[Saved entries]

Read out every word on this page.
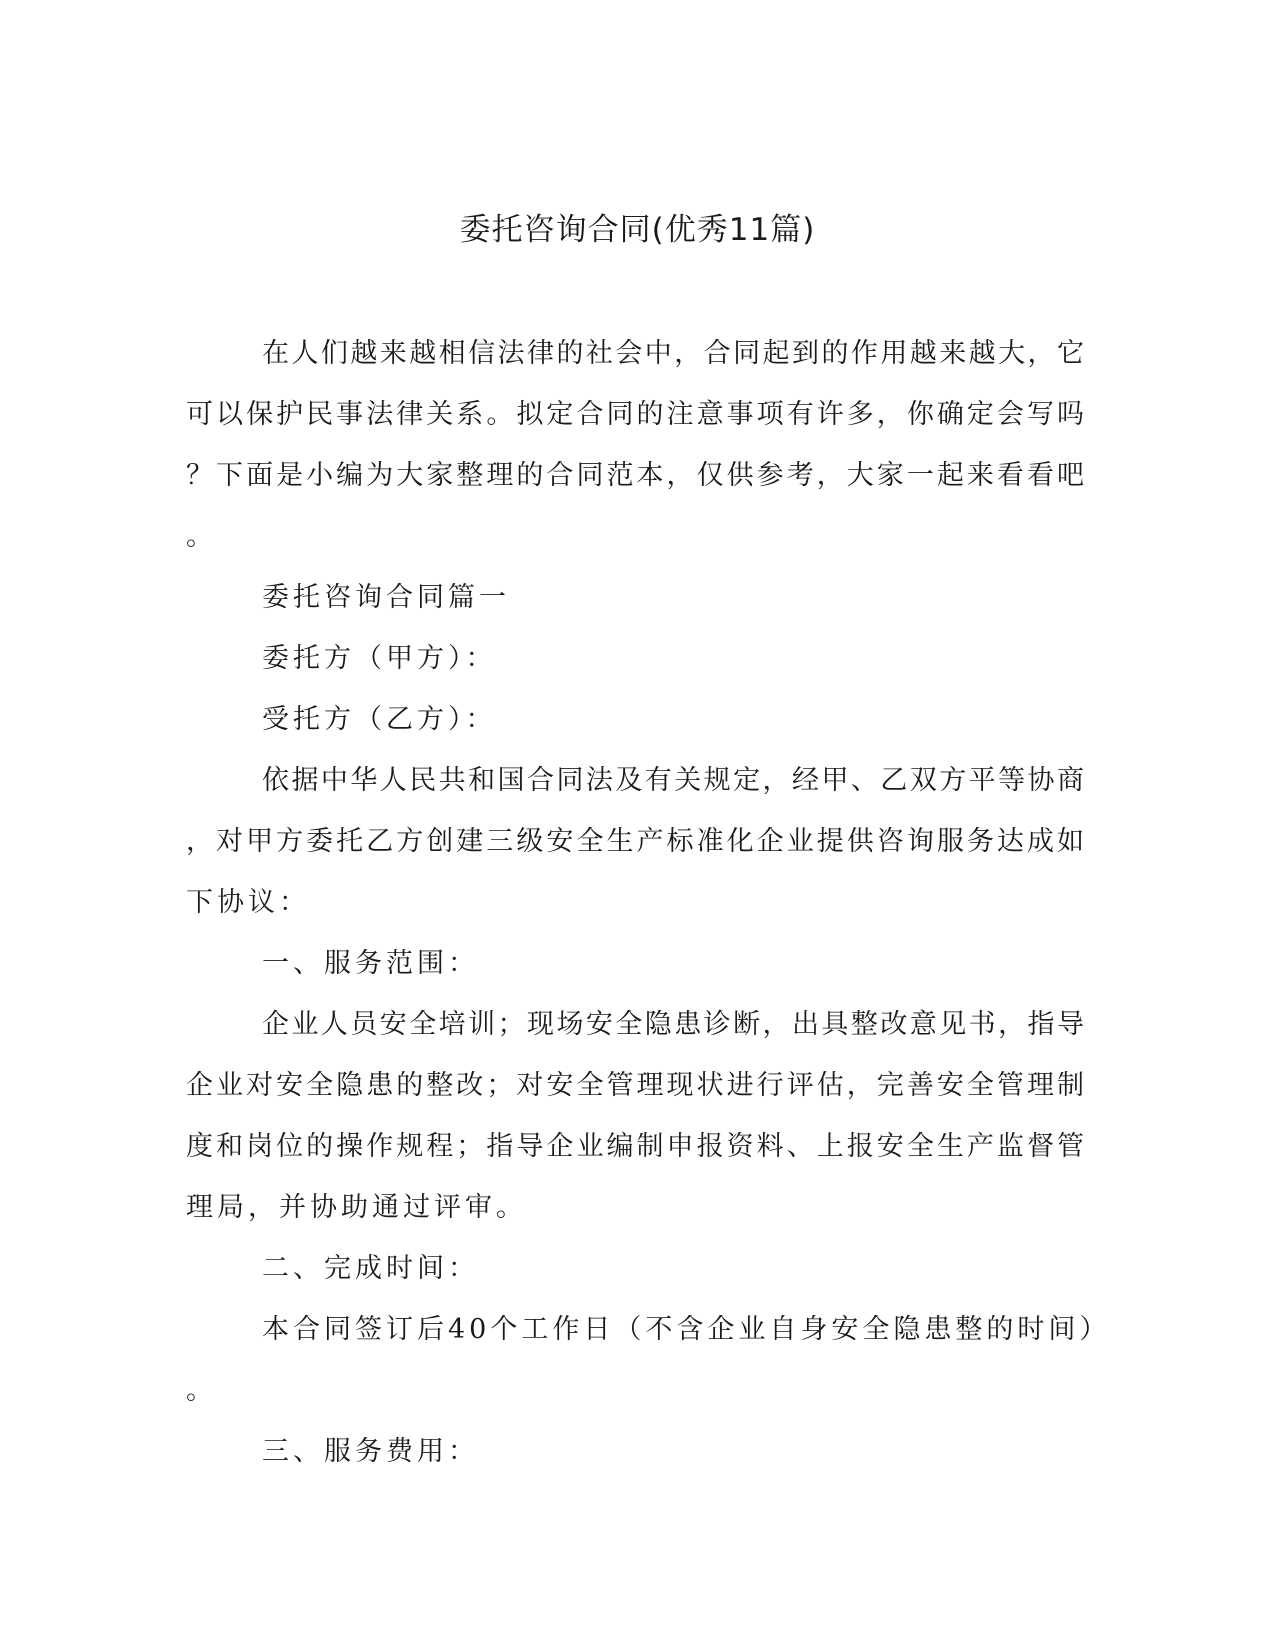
委托咨询合同(优秀11篇)

在人们越来越相信法律的社会中，合同起到的作用越来越大，它

可以保护民事法律关系。拟定合同的注意事项有许多，你确定会写吗

？下面是小编为大家整理的合同范本，仅供参考，大家一起来看看吧

。

委托咨询合同篇一

委托方（甲方）：

受托方（乙方）：

依据中华人民共和国合同法及有关规定，经甲、乙双方平等协商

，对甲方委托乙方创建三级安全生产标准化企业提供咨询服务达成如

下协议：

一、服务范围：

企业人员安全培训；现场安全隐患诊断，出具整改意见书，指导

企业对安全隐患的整改；对安全管理现状进行评估，完善安全管理制

度和岗位的操作规程；指导企业编制申报资料、上报安全生产监督管

理局，并协助通过评审。

二、完成时间：

本合同签订后40个工作日（不含企业自身安全隐患整的时间）

。

三、服务费用：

> _TASK_: Using the material above, set down every line exactly, but skip the pictures.

> _REPLY_:
Read out every word on this page.
委托咨询合同(优秀11篇)

在人们越来越相信法律的社会中，合同起到的作用越来越大，它

可以保护民事法律关系。拟定合同的注意事项有许多，你确定会写吗

？下面是小编为大家整理的合同范本，仅供参考，大家一起来看看吧

。

委托咨询合同篇一

委托方（甲方）：

受托方（乙方）：

依据中华人民共和国合同法及有关规定，经甲、乙双方平等协商

，对甲方委托乙方创建三级安全生产标准化企业提供咨询服务达成如

下协议：

一、服务范围：

企业人员安全培训；现场安全隐患诊断，出具整改意见书，指导

企业对安全隐患的整改；对安全管理现状进行评估，完善安全管理制

度和岗位的操作规程；指导企业编制申报资料、上报安全生产监督管

理局，并协助通过评审。

二、完成时间：

本合同签订后40个工作日（不含企业自身安全隐患整的时间）

。

三、服务费用：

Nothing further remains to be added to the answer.